Records shown below:

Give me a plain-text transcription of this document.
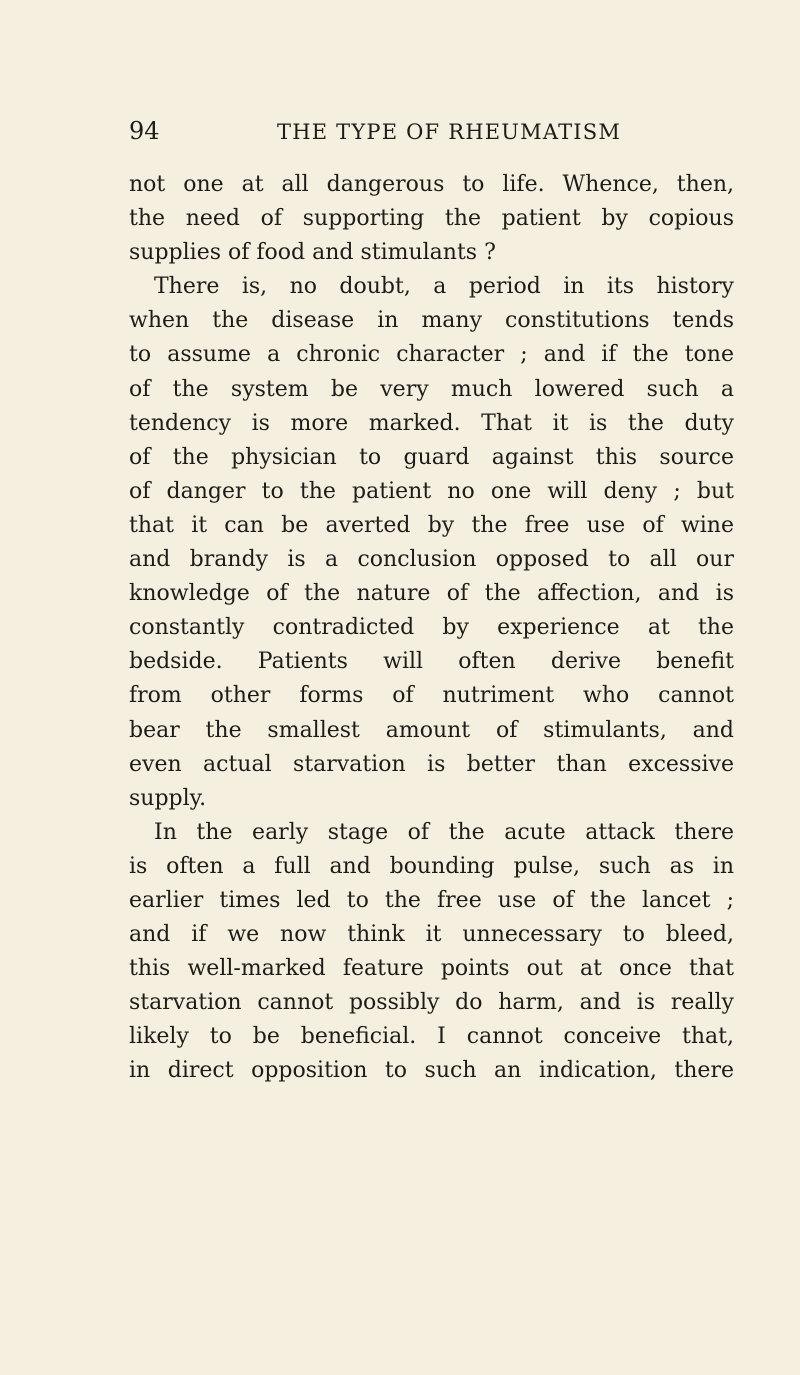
94	THE TYPE OF RHEUMATISM
not one at all dangerous to life. Whence, then,
the need of supporting the patient by copious
supplies of food and stimulants ?
There is, no doubt, a period in its history
when the disease in many constitutions tends
to assume a chronic character ; and if the tone
of the system be very much lowered such a
tendency is more marked. That it is the duty
of the physician to guard against this source
of danger to the patient no one will deny ; but
that it can be averted by the free use of wine
and brandy is a conclusion opposed to all our
knowledge of the nature of the affection, and is
constantly contradicted by experience at the
bedside. Patients will often derive benefit
from other forms of nutriment who cannot
bear the smallest amount of stimulants, and
even actual starvation is better than excessive
supply.
In the early stage of the acute attack there
is often a full and bounding pulse, such as in
earlier times led to the free use of the lancet ;
and if we now think it unnecessary to bleed,
this well-marked feature points out at once that
starvation cannot possibly do harm, and is really
likely to be beneficial. I cannot conceive that,
in direct opposition to such an indication, there
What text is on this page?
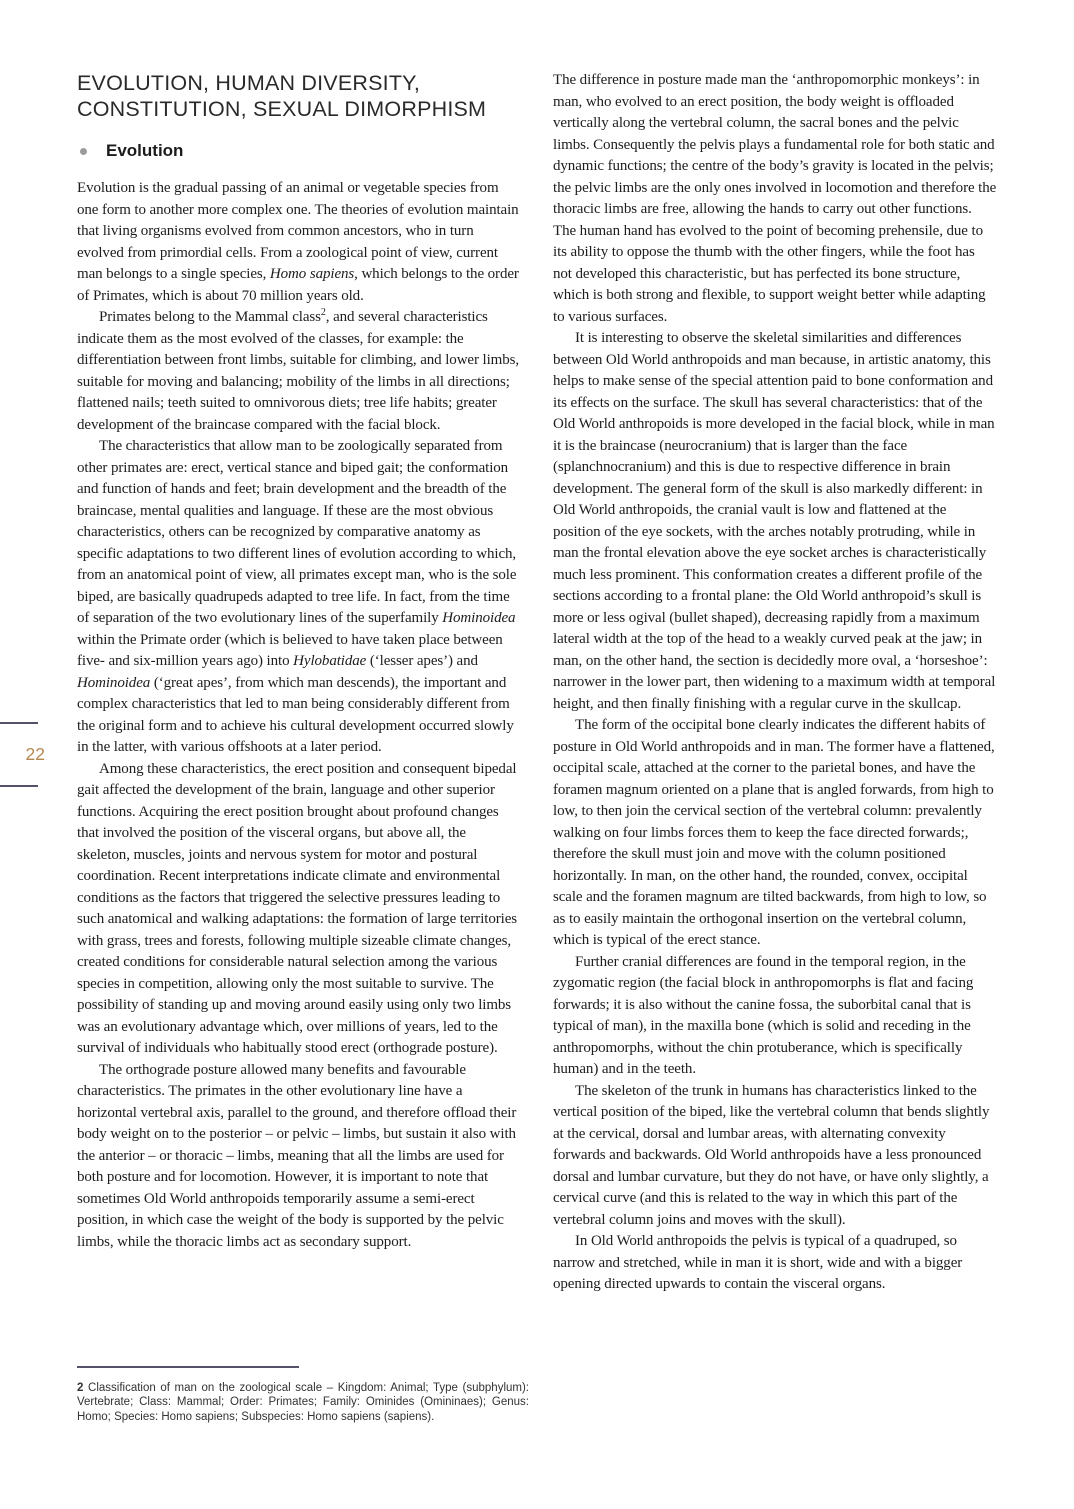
22
EVOLUTION, HUMAN DIVERSITY,
CONSTITUTION, SEXUAL DIMORPHISM
Evolution

Evolution is the gradual passing of an animal or vegetable species from one form to another more complex one. The theories of evolution maintain that living organisms evolved from common ancestors, who in turn evolved from primordial cells. From a zoological point of view, current man belongs to a single species, Homo sapiens, which belongs to the order of Primates, which is about 70 million years old.

Primates belong to the Mammal class$^2$, and several characteristics indicate them as the most evolved of the classes, for example: the differentiation between front limbs, suitable for climbing, and lower limbs, suitable for moving and balancing; mobility of the limbs in all directions; flattened nails; teeth suited to omnivorous diets; tree life habits; greater development of the braincase compared with the facial block.

The characteristics that allow man to be zoologically separated from other primates are: erect, vertical stance and biped gait; the conformation and function of hands and feet; brain development and the breadth of the braincase, mental qualities and language. If these are the most obvious characteristics, others can be recognized by comparative anatomy as specific adaptations to two different lines of evolution according to which, from an anatomical point of view, all primates except man, who is the sole biped, are basically quadrupeds adapted to tree life. In fact, from the time of separation of the two evolutionary lines of the superfamily Hominoidea within the Primate order (which is believed to have taken place between five- and six-million years ago) into Hylobatidae (‘lesser apes’) and Hominoidea (‘great apes’, from which man descends), the important and complex characteristics that led to man being considerably different from the original form and to achieve his cultural development occurred slowly in the latter, with various offshoots at a later period.

Among these characteristics, the erect position and consequent bipedal gait affected the development of the brain, language and other superior functions. Acquiring the erect position brought about profound changes that involved the position of the visceral organs, but above all, the skeleton, muscles, joints and nervous system for motor and postural coordination. Recent interpretations indicate climate and environmental conditions as the factors that triggered the selective pressures leading to such anatomical and walking adaptations: the formation of large territories with grass, trees and forests, following multiple sizeable climate changes, created conditions for considerable natural selection among the various species in competition, allowing only the most suitable to survive. The possibility of standing up and moving around easily using only two limbs was an evolutionary advantage which, over millions of years, led to the survival of individuals who habitually stood erect (orthograde posture).

The orthograde posture allowed many benefits and favourable characteristics. The primates in the other evolutionary line have a horizontal vertebral axis, parallel to the ground, and therefore offload their body weight on to the posterior – or pelvic – limbs, but sustain it also with the anterior – or thoracic – limbs, meaning that all the limbs are used for both posture and for locomotion. However, it is important to note that sometimes Old World anthropoids temporarily assume a semi-erect position, in which case the weight of the body is supported by the pelvic limbs, while the thoracic limbs act as secondary support.

The difference in posture made man the ‘anthropomorphic monkeys’: in man, who evolved to an erect position, the body weight is offloaded vertically along the vertebral column, the sacral bones and the pelvic limbs. Consequently the pelvis plays a fundamental role for both static and dynamic functions; the centre of the body’s gravity is located in the pelvis; the pelvic limbs are the only ones involved in locomotion and therefore the thoracic limbs are free, allowing the hands to carry out other functions. The human hand has evolved to the point of becoming prehensile, due to its ability to oppose the thumb with the other fingers, while the foot has not developed this characteristic, but has perfected its bone structure, which is both strong and flexible, to support weight better while adapting to various surfaces.

It is interesting to observe the skeletal similarities and differences between Old World anthropoids and man because, in artistic anatomy, this helps to make sense of the special attention paid to bone conformation and its effects on the surface. The skull has several characteristics: that of the Old World anthropoids is more developed in the facial block, while in man it is the braincase (neurocranium) that is larger than the face (splanchnocranium) and this is due to respective difference in brain development. The general form of the skull is also markedly different: in Old World anthropoids, the cranial vault is low and flattened at the position of the eye sockets, with the arches notably protruding, while in man the frontal elevation above the eye socket arches is characteristically much less prominent. This conformation creates a different profile of the sections according to a frontal plane: the Old World anthropoid’s skull is more or less ogival (bullet shaped), decreasing rapidly from a maximum lateral width at the top of the head to a weakly curved peak at the jaw; in man, on the other hand, the section is decidedly more oval, a ‘horseshoe’: narrower in the lower part, then widening to a maximum width at temporal height, and then finally finishing with a regular curve in the skullcap.

The form of the occipital bone clearly indicates the different habits of posture in Old World anthropoids and in man. The former have a flattened, occipital scale, attached at the corner to the parietal bones, and have the foramen magnum oriented on a plane that is angled forwards, from high to low, to then join the cervical section of the vertebral column: prevalently walking on four limbs forces them to keep the face directed forwards;, therefore the skull must join and move with the column positioned horizontally. In man, on the other hand, the rounded, convex, occipital scale and the foramen magnum are tilted backwards, from high to low, so as to easily maintain the orthogonal insertion on the vertebral column, which is typical of the erect stance.

Further cranial differences are found in the temporal region, in the zygomatic region (the facial block in anthropomorphs is flat and facing forwards; it is also without the canine fossa, the suborbital canal that is typical of man), in the maxilla bone (which is solid and receding in the anthropomorphs, without the chin protuberance, which is specifically human) and in the teeth.

The skeleton of the trunk in humans has characteristics linked to the vertical position of the biped, like the vertebral column that bends slightly at the cervical, dorsal and lumbar areas, with alternating convexity forwards and backwards. Old World anthropoids have a less pronounced dorsal and lumbar curvature, but they do not have, or have only slightly, a cervical curve (and this is related to the way in which this part of the vertebral column joins and moves with the skull).

In Old World anthropoids the pelvis is typical of a quadruped, so narrow and stretched, while in man it is short, wide and with a bigger opening directed upwards to contain the visceral organs.

2 Classification of man on the zoological scale – Kingdom: Animal; Type (subphylum): Vertebrate; Class: Mammal; Order: Primates; Family: Ominides (Omininaes); Genus: Homo; Species: Homo sapiens; Subspecies: Homo sapiens (sapiens).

End of Records shown.

* _Your objective_: Whenever images occur above, omit them and retype each line exactly as it stands.

* _Output_:
Give me a plain-text transcription of this document.
94	THE TYPE OF RHEUMATISM
not one at all dangerous to life. Whence, then,
the need of supporting the patient by copious
supplies of food and stimulants ?
There is, no doubt, a period in its history
when the disease in many constitutions tends
to assume a chronic character ; and if the tone
of the system be very much lowered such a
tendency is more marked. That it is the duty
of the physician to guard against this source
of danger to the patient no one will deny ; but
that it can be averted by the free use of wine
and brandy is a conclusion opposed to all our
knowledge of the nature of the affection, and is
constantly contradicted by experience at the
bedside. Patients will often derive benefit
from other forms of nutriment who cannot
bear the smallest amount of stimulants, and
even actual starvation is better than excessive
supply.
In the early stage of the acute attack there
is often a full and bounding pulse, such as in
earlier times led to the free use of the lancet ;
and if we now think it unnecessary to bleed,
this well-marked feature points out at once that
starvation cannot possibly do harm, and is really
likely to be beneficial. I cannot conceive that,
in direct opposition to such an indication, there
What text is on this page?
22
EVOLUTION, HUMAN DIVERSITY,
CONSTITUTION, SEXUAL DIMORPHISM
Evolution

Evolution is the gradual passing of an animal or vegetable species from one form to another more complex one. The theories of evolution maintain that living organisms evolved from common ancestors, who in turn evolved from primordial cells. From a zoological point of view, current man belongs to a single species, Homo sapiens, which belongs to the order of Primates, which is about 70 million years old.

Primates belong to the Mammal class$^2$, and several characteristics indicate them as the most evolved of the classes, for example: the differentiation between front limbs, suitable for climbing, and lower limbs, suitable for moving and balancing; mobility of the limbs in all directions; flattened nails; teeth suited to omnivorous diets; tree life habits; greater development of the braincase compared with the facial block.

The characteristics that allow man to be zoologically separated from other primates are: erect, vertical stance and biped gait; the conformation and function of hands and feet; brain development and the breadth of the braincase, mental qualities and language. If these are the most obvious characteristics, others can be recognized by comparative anatomy as specific adaptations to two different lines of evolution according to which, from an anatomical point of view, all primates except man, who is the sole biped, are basically quadrupeds adapted to tree life. In fact, from the time of separation of the two evolutionary lines of the superfamily Hominoidea within the Primate order (which is believed to have taken place between five- and six-million years ago) into Hylobatidae (‘lesser apes’) and Hominoidea (‘great apes’, from which man descends), the important and complex characteristics that led to man being considerably different from the original form and to achieve his cultural development occurred slowly in the latter, with various offshoots at a later period.

Among these characteristics, the erect position and consequent bipedal gait affected the development of the brain, language and other superior functions. Acquiring the erect position brought about profound changes that involved the position of the visceral organs, but above all, the skeleton, muscles, joints and nervous system for motor and postural coordination. Recent interpretations indicate climate and environmental conditions as the factors that triggered the selective pressures leading to such anatomical and walking adaptations: the formation of large territories with grass, trees and forests, following multiple sizeable climate changes, created conditions for considerable natural selection among the various species in competition, allowing only the most suitable to survive. The possibility of standing up and moving around easily using only two limbs was an evolutionary advantage which, over millions of years, led to the survival of individuals who habitually stood erect (orthograde posture).

The orthograde posture allowed many benefits and favourable characteristics. The primates in the other evolutionary line have a horizontal vertebral axis, parallel to the ground, and therefore offload their body weight on to the posterior – or pelvic – limbs, but sustain it also with the anterior – or thoracic – limbs, meaning that all the limbs are used for both posture and for locomotion. However, it is important to note that sometimes Old World anthropoids temporarily assume a semi-erect position, in which case the weight of the body is supported by the pelvic limbs, while the thoracic limbs act as secondary support.

The difference in posture made man the ‘anthropomorphic monkeys’: in man, who evolved to an erect position, the body weight is offloaded vertically along the vertebral column, the sacral bones and the pelvic limbs. Consequently the pelvis plays a fundamental role for both static and dynamic functions; the centre of the body’s gravity is located in the pelvis; the pelvic limbs are the only ones involved in locomotion and therefore the thoracic limbs are free, allowing the hands to carry out other functions. The human hand has evolved to the point of becoming prehensile, due to its ability to oppose the thumb with the other fingers, while the foot has not developed this characteristic, but has perfected its bone structure, which is both strong and flexible, to support weight better while adapting to various surfaces.

It is interesting to observe the skeletal similarities and differences between Old World anthropoids and man because, in artistic anatomy, this helps to make sense of the special attention paid to bone conformation and its effects on the surface. The skull has several characteristics: that of the Old World anthropoids is more developed in the facial block, while in man it is the braincase (neurocranium) that is larger than the face (splanchnocranium) and this is due to respective difference in brain development. The general form of the skull is also markedly different: in Old World anthropoids, the cranial vault is low and flattened at the position of the eye sockets, with the arches notably protruding, while in man the frontal elevation above the eye socket arches is characteristically much less prominent. This conformation creates a different profile of the sections according to a frontal plane: the Old World anthropoid’s skull is more or less ogival (bullet shaped), decreasing rapidly from a maximum lateral width at the top of the head to a weakly curved peak at the jaw; in man, on the other hand, the section is decidedly more oval, a ‘horseshoe’: narrower in the lower part, then widening to a maximum width at temporal height, and then finally finishing with a regular curve in the skullcap.

The form of the occipital bone clearly indicates the different habits of posture in Old World anthropoids and in man. The former have a flattened, occipital scale, attached at the corner to the parietal bones, and have the foramen magnum oriented on a plane that is angled forwards, from high to low, to then join the cervical section of the vertebral column: prevalently walking on four limbs forces them to keep the face directed forwards;, therefore the skull must join and move with the column positioned horizontally. In man, on the other hand, the rounded, convex, occipital scale and the foramen magnum are tilted backwards, from high to low, so as to easily maintain the orthogonal insertion on the vertebral column, which is typical of the erect stance.

Further cranial differences are found in the temporal region, in the zygomatic region (the facial block in anthropomorphs is flat and facing forwards; it is also without the canine fossa, the suborbital canal that is typical of man), in the maxilla bone (which is solid and receding in the anthropomorphs, without the chin protuberance, which is specifically human) and in the teeth.

The skeleton of the trunk in humans has characteristics linked to the vertical position of the biped, like the vertebral column that bends slightly at the cervical, dorsal and lumbar areas, with alternating convexity forwards and backwards. Old World anthropoids have a less pronounced dorsal and lumbar curvature, but they do not have, or have only slightly, a cervical curve (and this is related to the way in which this part of the vertebral column joins and moves with the skull).

In Old World anthropoids the pelvis is typical of a quadruped, so narrow and stretched, while in man it is short, wide and with a bigger opening directed upwards to contain the visceral organs.

2 Classification of man on the zoological scale – Kingdom: Animal; Type (subphylum): Vertebrate; Class: Mammal; Order: Primates; Family: Ominides (Omininaes); Genus: Homo; Species: Homo sapiens; Subspecies: Homo sapiens (sapiens).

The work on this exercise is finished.